# PETIKAN YANG DIBERIKAN
·····

Senin, 04 Februari 2013

Jangan jadi "Pemadam Kebakaran"

AKHIRNYA emosi sekelompok warga di Lealea, tak terbendung. Mereka menggunakan caranya sendiri untuk melampiaskan amarahnya dengan cara merusak rumah warga yang diduga pro dengan keberadaan perusahaan nikel milik PT Bumi Inti Sulawesi (BIS). Termasuk rumah Lurah Kolese juga tak luput dari amukan.

Sebetulnya, bila Polisi lebih tegas, amukan warga Rabu (30/1) malam lalu, tidak perlu terjadi. Sebab, tahun sebelumnya, kasus serupa pernah meletup, demo anarkis yang terjadi pada 18 Juli 2012 berujung pengrusakan Kantor Lurah Lowulowu. Namun empat hari setelah diamankan, Polisi memulangkan delapan pendemo yang sempat ditahan dengah alasan tidak cukup bukti.

Ironisnya, sampai hari ini, Polisi belum menangkap seorang pun tersangka pengrusakan fasilitas pemerintah tersebut. Padahal, kerugiannya ditaksir ratusan juta rupiah.

Di sisi lain, Polisi bergerak cepat meringkus Hamzah, mantan Lurah Lowulowu karena tindakannya diduga menampar anak di bawah umur. Padahal perbuatan tersebut dilakukan karena kesal dengan sang anak yang diduga mengeluarkan kalimat bernada tidak menyenangkan terkait aktivitas pertambangan PT BIS kepadanya. Bahkan dia kini menjadi terpidana, dan diancam tujuh bulan penjara.

Bila aparat bisa tegas terhadap sang lurah, mestinya mereka bersikap tegas pula terhadap pelaku pengrusakan Kantor Lurah. Dengan demikian, emosi warga bisa dikendalikan. Mereka akan berpikir 1000 kali untuk mengambil tindakan main hakim sendiri, sebab ada konsekuensi hukum yang bakal mereka dapatkan.

Namun karena aksi pengrusakan seolah tidak tersentuh hukum itulah yang membuat sekelompok orang di sana bisa saja merasa tindakannya dibenarkan. Buntutnya, terjadi lagi aksi pengrusakan yang menimpa fasilitas pribadi empat warga di sana.

·····

# BAHAN SUMBER
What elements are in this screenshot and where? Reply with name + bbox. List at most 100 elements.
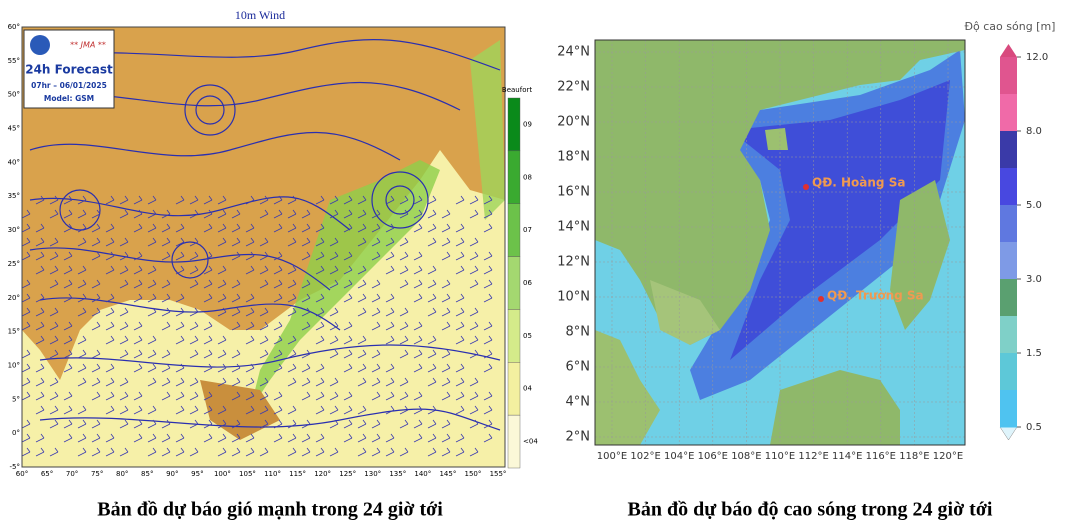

·····

# TUGAS PENGERJAAN
a) Kutiplah bagian dari petikan tentang amukan warga Lealea yang dibuka dengan kata-kata "Bila aparat bisa" dan ditutup dengan "warga di sana.".
b) Dalam petikan tentang amukan warga Lealea, berapa lama ancaman penjara bagi Hamzah, mantan Lurah Lowulowu?
c) Teruskan petikan tentang amukan warga Lealea mulai setelah kalimat terakhirnya.
Bahan tersebut tidak ada hubungannya dengan petikan tentang amukan warga Lealea.

# HASIL LATIHAN
a)
Bila aparat bisa tegas terhadap sang lurah, mestinya mereka bersikap tegas pula terhadap pelaku pengrusakan Kantor Lurah. Dengan demikian, emosi warga bisa dikendalikan. Mereka akan berpikir 1000 kali untuk mengambil tindakan main hakim sendiri, sebab ada konsekuensi hukum yang bakal mereka dapatkan.

Namun karena aksi pengrusakan seolah tidak tersentuh hukum itulah yang membuat sekelompok orang di sana bisa saja merasa tindakannya dibenarkan. Buntutnya, terjadi lagi aksi pengrusakan yang menimpa fasilitas pribadi empat warga di sana.

b) Tujuh bulan penjara.

c)
Maka itu, untuk mendinginkan suasana, mestinya aparat bersikap tegas. Jadikan hukum sebagai panglima. Jangan menjadi "pemadam kebakaran", yang turun ke lapangan ketika persoalan terjadi. Tapi mestinya lebih tanggap, dengan mengambil tindakan prefentif atau pencegahan. Tidak hanya mengandalkan tindakan kuratif atau mengobati, yang terjun ke lokasi saat masalah terjadi.

Siapa saja yang bersalah harus diproses hukum. Bukan saja warga, termasuk aparat pemerintah setempat, termasuk PT BIS. 

Dengan demikian, polemik di sana bisa dipadamkan. Bukan sebaliknya, terus menjadi "bom waktu" yang siap meledak kapan pun.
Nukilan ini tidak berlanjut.